* Start Input for this task *

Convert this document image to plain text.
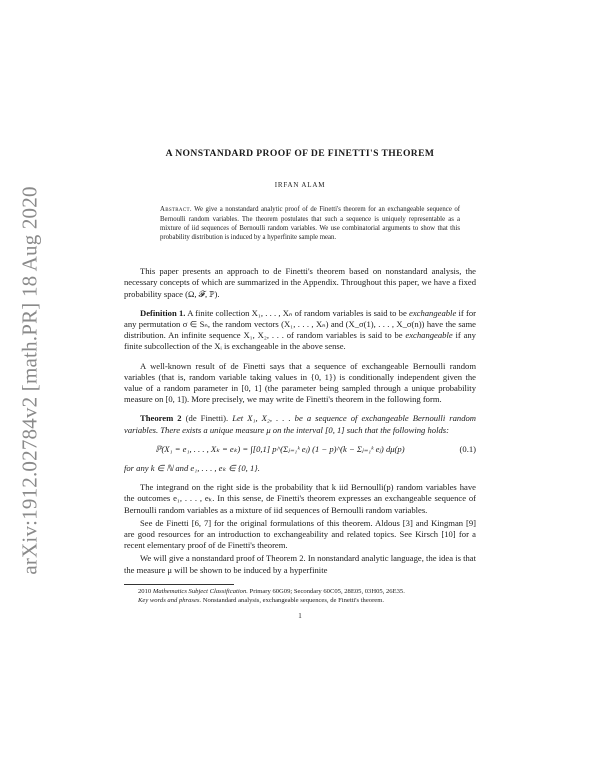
arXiv:1912.02784v2 [math.PR] 18 Aug 2020
A NONSTANDARD PROOF OF DE FINETTI'S THEOREM
IRFAN ALAM
Abstract. We give a nonstandard analytic proof of de Finetti's theorem for an exchangeable sequence of Bernoulli random variables. The theorem postulates that such a sequence is uniquely representable as a mixture of iid sequences of Bernoulli random variables. We use combinatorial arguments to show that this probability distribution is induced by a hyperfinite sample mean.

This paper presents an approach to de Finetti's theorem based on nonstandard analysis, the necessary concepts of which are summarized in the Appendix. Throughout this paper, we have a fixed probability space (Ω, 𝓕, ℙ).

Definition 1. A finite collection X₁, . . . , Xₙ of random variables is said to be exchangeable if for any permutation σ ∈ Sₙ, the random vectors (X₁, . . . , Xₙ) and (X_σ(1), . . . , X_σ(n)) have the same distribution. An infinite sequence X₁, X₂, . . . of random variables is said to be exchangeable if any finite subcollection of the Xᵢ is exchangeable in the above sense.

A well-known result of de Finetti says that a sequence of exchangeable Bernoulli random variables (that is, random variable taking values in {0, 1}) is conditionally independent given the value of a random parameter in [0, 1] (the parameter being sampled through a unique probability measure on [0, 1]). More precisely, we may write de Finetti's theorem in the following form.

Theorem 2 (de Finetti). Let X₁, X₂, . . . be a sequence of exchangeable Bernoulli random variables. There exists a unique measure μ on the interval [0, 1] such that the following holds:

ℙ(X₁ = e₁, . . . , Xₖ = eₖ) = ∫[0,1] p^(Σⱼ₌₁ᵏ eⱼ) (1 − p)^(k − Σⱼ₌₁ᵏ eⱼ) dμ(p)	(0.1)

for any k ∈ ℕ and e₁, . . . , eₖ ∈ {0, 1}.

The integrand on the right side is the probability that k iid Bernoulli(p) random variables have the outcomes e₁, . . . , eₖ. In this sense, de Finetti's theorem expresses an exchangeable sequence of Bernoulli random variables as a mixture of iid sequences of Bernoulli random variables.

See de Finetti [6, 7] for the original formulations of this theorem. Aldous [3] and Kingman [9] are good resources for an introduction to exchangeability and related topics. See Kirsch [10] for a recent elementary proof of de Finetti's theorem.

We will give a nonstandard proof of Theorem 2. In nonstandard analytic language, the idea is that the measure μ will be shown to be induced by a hyperfinite

2010 Mathematics Subject Classification. Primary 60G09; Secondary 60C05, 28E05, 03H05, 26E35.

Key words and phrases. Nonstandard analysis, exchangeable sequences, de Finetti's theorem.

1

* End Input for this task *

**Given exercise**
Pick out the lines above containing the word "analysis", then copy them.

**The response**
This paper presents an approach to de Finetti's theorem based on nonstandard analysis, the necessary concepts of which are summarized in the Appendix. Throughout this paper, we have a fixed probability space (Ω, 𝓕, ℙ).
Key words and phrases. Nonstandard analysis, exchangeable sequences, de Finetti's theorem.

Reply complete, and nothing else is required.